__Problem description__. Pull out each line of the records holding the string "Mazda".

__Data__.
######
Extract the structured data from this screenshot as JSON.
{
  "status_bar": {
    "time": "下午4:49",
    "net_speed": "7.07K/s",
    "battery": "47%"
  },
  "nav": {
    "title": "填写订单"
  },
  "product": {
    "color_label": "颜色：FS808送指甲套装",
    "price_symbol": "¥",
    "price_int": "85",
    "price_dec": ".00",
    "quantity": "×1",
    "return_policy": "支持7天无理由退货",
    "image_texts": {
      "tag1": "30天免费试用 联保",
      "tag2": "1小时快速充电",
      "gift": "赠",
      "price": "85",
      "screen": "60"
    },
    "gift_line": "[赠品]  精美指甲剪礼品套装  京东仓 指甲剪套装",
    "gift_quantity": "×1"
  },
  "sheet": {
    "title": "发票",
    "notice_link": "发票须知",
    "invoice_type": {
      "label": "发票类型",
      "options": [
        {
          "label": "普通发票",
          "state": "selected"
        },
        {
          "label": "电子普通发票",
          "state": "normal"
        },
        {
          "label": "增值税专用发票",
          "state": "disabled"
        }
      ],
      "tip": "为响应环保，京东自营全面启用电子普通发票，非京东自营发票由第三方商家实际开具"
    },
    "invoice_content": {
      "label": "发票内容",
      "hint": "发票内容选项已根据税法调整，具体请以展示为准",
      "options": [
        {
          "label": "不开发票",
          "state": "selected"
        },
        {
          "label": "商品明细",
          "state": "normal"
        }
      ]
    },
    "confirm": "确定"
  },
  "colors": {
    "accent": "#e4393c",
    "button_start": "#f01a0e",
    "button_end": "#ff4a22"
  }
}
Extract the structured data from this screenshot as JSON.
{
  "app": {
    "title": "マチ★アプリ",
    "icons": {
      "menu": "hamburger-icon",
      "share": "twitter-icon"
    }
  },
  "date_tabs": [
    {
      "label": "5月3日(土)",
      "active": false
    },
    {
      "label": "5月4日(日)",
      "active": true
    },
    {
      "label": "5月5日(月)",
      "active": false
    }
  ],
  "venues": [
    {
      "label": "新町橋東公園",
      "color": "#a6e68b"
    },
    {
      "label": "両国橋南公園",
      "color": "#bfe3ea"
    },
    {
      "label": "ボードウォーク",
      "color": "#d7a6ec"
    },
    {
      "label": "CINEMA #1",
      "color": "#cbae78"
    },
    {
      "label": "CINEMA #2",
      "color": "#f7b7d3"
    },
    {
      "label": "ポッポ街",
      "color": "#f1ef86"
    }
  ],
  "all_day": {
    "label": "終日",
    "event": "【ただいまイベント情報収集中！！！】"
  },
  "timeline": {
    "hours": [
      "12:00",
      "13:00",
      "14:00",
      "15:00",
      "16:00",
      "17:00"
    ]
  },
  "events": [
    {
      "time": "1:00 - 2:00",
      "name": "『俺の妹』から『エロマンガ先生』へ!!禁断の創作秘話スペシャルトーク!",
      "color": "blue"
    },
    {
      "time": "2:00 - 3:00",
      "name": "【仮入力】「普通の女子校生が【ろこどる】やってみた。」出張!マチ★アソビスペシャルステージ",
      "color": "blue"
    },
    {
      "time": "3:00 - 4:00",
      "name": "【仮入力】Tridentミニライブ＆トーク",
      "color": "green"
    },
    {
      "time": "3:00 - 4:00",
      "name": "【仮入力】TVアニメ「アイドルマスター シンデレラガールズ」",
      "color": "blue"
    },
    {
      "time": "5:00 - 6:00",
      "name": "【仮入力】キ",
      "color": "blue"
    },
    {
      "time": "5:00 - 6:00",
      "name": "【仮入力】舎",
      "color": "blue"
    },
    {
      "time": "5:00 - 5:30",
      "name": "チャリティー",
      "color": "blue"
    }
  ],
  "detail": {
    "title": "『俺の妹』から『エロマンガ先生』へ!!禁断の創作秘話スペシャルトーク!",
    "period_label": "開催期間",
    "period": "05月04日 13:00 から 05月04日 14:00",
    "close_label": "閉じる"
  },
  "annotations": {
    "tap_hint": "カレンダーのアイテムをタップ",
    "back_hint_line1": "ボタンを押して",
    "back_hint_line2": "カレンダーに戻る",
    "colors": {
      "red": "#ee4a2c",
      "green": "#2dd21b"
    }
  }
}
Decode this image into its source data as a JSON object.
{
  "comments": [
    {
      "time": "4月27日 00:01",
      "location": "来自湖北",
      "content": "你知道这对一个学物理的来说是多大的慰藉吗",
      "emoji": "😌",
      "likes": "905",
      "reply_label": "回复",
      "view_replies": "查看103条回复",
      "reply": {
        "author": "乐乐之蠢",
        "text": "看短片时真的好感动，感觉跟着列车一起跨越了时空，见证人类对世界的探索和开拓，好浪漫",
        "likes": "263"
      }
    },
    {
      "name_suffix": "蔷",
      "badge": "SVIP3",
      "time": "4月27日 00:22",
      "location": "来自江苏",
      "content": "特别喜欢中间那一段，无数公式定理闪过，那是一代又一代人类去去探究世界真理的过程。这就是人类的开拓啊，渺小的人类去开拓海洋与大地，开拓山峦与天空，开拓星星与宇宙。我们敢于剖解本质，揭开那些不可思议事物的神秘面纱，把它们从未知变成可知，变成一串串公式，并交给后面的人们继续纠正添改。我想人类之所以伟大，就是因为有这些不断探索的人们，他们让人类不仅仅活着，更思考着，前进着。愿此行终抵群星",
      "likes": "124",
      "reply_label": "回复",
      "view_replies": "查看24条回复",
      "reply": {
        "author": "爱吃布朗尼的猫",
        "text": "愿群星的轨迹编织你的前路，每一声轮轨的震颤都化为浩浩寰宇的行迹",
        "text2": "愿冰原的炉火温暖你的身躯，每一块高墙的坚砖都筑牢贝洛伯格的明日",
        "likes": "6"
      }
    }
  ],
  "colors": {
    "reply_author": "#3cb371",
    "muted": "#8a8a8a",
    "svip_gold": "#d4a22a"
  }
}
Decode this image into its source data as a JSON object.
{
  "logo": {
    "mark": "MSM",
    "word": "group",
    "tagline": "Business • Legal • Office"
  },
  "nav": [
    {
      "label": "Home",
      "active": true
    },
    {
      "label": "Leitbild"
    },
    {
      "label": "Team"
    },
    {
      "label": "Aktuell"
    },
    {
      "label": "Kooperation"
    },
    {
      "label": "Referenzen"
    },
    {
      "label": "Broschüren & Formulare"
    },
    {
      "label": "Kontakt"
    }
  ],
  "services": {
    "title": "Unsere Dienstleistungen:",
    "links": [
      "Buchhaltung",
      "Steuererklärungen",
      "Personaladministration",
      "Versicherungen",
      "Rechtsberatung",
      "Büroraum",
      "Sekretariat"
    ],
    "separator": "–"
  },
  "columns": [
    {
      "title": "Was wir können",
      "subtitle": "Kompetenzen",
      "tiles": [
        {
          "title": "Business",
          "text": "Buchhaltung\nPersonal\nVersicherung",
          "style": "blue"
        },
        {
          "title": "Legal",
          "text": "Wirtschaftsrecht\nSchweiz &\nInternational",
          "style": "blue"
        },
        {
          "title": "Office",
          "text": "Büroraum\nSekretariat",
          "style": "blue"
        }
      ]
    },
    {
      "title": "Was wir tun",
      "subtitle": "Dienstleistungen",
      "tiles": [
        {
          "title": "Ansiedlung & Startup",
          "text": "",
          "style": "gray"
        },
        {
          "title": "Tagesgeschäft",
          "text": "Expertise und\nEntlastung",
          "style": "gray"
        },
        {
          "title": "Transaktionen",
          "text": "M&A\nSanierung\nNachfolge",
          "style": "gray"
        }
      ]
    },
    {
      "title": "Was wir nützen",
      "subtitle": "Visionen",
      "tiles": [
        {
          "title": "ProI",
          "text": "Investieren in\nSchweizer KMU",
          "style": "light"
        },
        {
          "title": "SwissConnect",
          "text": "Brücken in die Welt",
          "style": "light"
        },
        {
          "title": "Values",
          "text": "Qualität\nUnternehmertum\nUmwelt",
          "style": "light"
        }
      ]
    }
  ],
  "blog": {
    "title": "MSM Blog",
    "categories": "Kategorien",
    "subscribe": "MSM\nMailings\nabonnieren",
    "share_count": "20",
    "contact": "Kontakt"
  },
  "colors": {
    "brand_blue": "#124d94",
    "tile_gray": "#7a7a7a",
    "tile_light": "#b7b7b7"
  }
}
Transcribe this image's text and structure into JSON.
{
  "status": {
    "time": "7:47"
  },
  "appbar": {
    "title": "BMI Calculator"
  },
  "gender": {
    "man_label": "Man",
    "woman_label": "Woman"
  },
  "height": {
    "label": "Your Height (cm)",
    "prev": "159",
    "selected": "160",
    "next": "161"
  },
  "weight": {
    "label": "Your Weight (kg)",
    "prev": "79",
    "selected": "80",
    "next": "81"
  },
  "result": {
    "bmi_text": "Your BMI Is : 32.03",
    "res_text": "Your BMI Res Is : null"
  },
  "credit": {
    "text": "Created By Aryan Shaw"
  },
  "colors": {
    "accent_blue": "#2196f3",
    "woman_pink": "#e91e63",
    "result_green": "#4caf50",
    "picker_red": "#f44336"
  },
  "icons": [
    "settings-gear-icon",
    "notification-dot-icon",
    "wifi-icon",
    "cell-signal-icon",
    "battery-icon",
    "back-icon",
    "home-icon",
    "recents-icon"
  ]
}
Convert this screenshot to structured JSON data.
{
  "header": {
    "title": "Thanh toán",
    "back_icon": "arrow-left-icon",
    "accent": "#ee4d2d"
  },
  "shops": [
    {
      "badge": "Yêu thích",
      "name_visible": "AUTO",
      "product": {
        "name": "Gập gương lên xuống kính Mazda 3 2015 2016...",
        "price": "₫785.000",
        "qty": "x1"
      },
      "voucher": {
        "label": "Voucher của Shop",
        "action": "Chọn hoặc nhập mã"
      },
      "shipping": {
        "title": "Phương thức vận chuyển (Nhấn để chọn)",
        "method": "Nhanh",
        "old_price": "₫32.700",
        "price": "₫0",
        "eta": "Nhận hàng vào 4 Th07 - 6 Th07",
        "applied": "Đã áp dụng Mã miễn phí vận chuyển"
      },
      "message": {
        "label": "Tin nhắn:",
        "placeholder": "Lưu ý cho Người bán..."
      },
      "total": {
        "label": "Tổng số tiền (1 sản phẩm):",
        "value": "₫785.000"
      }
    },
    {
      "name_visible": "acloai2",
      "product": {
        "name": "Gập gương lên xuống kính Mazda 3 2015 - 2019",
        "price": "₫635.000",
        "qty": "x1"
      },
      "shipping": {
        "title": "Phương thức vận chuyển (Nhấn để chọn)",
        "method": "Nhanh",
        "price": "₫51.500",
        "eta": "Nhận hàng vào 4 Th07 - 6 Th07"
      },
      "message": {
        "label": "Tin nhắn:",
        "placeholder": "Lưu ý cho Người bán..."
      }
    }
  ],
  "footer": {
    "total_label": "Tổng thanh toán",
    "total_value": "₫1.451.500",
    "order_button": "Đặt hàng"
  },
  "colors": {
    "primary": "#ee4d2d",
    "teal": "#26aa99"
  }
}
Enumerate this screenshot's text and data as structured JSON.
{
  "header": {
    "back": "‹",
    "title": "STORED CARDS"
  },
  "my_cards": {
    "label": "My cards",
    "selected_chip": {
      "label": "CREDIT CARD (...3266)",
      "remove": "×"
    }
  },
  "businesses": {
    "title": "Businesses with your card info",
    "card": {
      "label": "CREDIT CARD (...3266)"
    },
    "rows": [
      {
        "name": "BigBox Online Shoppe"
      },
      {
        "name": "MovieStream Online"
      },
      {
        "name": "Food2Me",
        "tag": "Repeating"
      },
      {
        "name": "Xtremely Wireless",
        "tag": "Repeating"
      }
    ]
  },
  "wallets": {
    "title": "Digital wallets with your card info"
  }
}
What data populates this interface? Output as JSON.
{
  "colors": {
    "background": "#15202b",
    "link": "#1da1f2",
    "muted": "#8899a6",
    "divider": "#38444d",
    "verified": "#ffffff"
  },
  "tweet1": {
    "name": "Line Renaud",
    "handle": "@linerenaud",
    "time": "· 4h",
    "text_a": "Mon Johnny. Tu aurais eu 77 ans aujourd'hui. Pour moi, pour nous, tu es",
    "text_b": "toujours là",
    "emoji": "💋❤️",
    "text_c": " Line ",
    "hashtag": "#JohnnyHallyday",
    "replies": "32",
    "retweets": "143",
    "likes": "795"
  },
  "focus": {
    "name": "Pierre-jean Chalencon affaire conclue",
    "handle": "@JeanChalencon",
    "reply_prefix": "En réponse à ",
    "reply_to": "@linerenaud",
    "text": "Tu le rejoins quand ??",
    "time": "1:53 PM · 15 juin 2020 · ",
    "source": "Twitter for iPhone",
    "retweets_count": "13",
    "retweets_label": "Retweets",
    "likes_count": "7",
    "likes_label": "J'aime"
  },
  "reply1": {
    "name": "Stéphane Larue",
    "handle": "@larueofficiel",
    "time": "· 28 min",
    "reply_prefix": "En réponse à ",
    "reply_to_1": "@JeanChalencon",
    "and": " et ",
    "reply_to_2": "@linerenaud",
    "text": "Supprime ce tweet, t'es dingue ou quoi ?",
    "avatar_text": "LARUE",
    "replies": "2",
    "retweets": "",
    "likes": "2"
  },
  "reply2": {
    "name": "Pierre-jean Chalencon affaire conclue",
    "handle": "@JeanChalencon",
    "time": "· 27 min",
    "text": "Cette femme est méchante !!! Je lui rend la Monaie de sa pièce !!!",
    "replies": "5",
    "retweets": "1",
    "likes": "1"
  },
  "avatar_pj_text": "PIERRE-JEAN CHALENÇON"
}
######
__Response for this exercise__.
        "name": "Gập gương lên xuống kính Mazda 3 2015 2016...",
        "name": "Gập gương lên xuống kính Mazda 3 2015 - 2019",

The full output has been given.